begin Information supplied

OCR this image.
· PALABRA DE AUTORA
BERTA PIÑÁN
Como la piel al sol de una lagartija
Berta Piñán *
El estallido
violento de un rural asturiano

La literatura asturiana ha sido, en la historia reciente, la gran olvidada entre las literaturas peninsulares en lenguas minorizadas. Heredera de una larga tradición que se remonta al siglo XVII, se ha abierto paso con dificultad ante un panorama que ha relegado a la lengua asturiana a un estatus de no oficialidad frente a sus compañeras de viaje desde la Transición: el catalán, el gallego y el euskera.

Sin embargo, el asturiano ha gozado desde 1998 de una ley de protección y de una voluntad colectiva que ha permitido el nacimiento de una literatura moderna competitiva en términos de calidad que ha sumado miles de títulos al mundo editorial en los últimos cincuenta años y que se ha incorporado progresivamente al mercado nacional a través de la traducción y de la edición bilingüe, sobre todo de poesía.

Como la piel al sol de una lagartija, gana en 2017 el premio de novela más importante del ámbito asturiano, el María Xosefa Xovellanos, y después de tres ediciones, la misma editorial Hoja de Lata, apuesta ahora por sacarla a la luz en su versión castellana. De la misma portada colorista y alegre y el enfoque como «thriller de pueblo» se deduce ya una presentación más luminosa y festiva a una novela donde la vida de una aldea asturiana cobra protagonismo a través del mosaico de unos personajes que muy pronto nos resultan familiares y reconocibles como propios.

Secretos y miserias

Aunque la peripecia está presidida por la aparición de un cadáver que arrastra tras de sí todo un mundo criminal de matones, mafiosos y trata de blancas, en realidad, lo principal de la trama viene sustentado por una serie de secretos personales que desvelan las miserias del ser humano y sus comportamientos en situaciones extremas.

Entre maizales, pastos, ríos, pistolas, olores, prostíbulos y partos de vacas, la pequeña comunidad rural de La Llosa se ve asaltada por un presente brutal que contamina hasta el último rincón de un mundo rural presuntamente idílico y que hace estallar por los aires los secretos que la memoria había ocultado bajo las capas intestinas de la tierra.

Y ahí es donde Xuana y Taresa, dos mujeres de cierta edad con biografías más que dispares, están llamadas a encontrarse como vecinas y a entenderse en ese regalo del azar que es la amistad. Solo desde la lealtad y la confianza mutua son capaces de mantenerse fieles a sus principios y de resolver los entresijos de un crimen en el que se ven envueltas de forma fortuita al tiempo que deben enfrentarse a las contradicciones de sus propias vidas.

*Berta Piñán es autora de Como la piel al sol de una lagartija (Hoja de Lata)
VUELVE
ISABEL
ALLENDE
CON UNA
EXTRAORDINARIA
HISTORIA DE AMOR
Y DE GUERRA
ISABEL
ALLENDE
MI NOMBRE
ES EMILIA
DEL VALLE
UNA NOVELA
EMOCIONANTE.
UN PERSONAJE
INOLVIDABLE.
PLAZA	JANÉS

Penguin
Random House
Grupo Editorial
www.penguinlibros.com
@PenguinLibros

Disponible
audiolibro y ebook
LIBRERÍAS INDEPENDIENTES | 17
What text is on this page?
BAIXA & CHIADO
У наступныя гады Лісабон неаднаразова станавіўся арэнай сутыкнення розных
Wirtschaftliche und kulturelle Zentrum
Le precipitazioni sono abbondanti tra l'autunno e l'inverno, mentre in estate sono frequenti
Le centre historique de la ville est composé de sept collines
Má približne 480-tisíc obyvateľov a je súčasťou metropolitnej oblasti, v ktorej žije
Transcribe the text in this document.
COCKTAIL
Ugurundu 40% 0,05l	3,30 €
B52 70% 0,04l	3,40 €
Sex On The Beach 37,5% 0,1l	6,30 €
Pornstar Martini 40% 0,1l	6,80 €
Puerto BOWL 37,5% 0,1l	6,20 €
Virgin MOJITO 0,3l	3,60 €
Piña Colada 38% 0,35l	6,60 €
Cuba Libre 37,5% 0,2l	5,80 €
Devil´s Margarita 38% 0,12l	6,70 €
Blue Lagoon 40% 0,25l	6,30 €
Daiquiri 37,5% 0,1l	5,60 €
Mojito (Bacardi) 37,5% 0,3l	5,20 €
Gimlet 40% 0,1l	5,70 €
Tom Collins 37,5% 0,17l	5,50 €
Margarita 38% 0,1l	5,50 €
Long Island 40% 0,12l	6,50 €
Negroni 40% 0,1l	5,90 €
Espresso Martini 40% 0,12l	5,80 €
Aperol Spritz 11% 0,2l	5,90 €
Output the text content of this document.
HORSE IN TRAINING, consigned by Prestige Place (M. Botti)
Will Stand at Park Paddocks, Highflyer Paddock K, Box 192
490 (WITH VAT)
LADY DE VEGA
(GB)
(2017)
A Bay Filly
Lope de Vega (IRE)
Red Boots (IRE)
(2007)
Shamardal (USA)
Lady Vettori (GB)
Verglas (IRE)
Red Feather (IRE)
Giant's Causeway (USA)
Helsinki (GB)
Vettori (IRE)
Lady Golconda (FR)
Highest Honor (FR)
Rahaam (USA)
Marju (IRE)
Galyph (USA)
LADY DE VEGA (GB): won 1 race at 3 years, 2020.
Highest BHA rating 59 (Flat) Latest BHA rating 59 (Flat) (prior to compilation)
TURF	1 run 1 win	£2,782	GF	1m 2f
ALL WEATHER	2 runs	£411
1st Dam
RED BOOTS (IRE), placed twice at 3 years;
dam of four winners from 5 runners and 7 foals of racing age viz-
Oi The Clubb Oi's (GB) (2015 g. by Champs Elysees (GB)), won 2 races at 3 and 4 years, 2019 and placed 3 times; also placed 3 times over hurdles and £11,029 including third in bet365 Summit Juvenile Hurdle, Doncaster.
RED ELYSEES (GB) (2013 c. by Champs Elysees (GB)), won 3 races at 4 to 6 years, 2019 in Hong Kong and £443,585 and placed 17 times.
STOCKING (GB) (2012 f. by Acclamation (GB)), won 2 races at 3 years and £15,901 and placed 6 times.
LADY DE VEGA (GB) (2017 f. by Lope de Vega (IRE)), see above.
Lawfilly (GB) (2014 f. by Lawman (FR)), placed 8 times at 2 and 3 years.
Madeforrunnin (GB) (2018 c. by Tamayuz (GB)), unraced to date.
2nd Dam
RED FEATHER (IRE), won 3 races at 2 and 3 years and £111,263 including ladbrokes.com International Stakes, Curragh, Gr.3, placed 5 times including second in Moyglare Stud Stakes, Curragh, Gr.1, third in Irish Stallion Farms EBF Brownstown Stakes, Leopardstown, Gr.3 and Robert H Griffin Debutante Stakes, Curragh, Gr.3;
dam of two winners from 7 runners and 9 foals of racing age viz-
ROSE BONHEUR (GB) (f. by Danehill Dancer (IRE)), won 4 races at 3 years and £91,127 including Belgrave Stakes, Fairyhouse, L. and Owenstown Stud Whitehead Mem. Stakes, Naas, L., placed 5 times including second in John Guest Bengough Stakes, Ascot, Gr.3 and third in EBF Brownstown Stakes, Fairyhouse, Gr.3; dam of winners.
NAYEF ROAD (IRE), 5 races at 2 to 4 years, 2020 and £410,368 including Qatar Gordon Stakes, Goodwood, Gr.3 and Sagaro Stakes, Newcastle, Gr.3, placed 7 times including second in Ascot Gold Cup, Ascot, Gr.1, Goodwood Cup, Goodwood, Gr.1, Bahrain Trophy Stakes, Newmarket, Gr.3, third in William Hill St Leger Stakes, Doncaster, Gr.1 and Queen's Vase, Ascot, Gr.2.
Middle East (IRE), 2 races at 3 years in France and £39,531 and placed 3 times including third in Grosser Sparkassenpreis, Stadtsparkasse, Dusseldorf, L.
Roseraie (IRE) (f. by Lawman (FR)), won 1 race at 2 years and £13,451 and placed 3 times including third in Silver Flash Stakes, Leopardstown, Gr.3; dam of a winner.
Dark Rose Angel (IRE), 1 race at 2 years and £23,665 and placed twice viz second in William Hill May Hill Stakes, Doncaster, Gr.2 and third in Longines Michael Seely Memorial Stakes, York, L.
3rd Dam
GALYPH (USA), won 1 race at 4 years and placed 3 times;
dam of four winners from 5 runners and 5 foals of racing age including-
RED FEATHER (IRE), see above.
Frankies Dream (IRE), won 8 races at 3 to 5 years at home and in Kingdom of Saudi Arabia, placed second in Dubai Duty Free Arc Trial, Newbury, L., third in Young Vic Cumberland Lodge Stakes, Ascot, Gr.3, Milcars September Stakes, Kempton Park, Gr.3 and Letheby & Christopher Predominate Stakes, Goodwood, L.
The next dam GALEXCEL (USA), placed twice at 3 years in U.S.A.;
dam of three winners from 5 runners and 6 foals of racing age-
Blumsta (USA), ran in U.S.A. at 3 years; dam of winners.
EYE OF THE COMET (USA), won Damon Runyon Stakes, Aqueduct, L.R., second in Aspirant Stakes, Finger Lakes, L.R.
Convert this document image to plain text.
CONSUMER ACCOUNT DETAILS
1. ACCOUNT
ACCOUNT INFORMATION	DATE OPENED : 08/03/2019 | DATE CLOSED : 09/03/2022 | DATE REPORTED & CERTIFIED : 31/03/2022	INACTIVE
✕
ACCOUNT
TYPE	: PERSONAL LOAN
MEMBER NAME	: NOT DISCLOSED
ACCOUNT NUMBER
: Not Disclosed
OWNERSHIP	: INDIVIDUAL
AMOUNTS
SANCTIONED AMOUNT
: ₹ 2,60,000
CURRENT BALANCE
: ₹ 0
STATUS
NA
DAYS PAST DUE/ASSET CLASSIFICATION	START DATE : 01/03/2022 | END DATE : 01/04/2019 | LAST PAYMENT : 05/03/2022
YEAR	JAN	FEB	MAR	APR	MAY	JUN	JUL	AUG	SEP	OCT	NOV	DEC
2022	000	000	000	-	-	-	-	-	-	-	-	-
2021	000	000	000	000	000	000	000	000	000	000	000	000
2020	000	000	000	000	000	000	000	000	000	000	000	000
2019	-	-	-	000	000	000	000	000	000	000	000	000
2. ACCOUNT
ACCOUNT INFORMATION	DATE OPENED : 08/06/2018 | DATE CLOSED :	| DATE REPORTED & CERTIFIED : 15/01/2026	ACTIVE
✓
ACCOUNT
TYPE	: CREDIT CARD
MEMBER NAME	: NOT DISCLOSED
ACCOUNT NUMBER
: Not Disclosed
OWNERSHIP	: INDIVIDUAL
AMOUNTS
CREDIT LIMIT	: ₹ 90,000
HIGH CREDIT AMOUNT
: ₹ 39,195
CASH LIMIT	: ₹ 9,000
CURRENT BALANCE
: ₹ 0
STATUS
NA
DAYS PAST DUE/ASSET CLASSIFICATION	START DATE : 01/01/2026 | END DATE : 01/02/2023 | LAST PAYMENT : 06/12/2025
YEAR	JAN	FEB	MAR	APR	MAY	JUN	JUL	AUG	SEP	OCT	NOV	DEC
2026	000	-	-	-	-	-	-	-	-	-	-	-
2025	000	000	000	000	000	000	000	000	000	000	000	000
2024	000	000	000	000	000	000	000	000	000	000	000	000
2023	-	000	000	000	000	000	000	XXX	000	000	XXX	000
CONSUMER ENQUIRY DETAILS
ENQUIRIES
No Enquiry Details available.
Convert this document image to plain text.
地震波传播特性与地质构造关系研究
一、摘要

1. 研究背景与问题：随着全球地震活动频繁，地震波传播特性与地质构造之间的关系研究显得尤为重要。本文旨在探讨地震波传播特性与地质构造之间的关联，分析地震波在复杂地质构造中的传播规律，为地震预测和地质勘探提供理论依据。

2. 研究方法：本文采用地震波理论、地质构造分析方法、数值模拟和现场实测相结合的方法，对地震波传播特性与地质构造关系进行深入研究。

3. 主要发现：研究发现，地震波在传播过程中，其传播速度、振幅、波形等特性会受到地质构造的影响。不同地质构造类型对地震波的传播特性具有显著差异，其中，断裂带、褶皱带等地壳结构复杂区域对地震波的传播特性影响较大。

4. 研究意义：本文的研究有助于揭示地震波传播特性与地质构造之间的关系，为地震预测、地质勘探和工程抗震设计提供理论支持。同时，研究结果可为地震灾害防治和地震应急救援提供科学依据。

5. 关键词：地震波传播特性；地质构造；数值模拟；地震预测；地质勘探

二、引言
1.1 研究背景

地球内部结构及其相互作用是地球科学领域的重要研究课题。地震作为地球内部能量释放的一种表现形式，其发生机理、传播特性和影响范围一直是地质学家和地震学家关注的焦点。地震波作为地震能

end Information supplied

Your answer should be a single number: the count of lines holding the word "CLASSIFICATION".

[Output below]: 2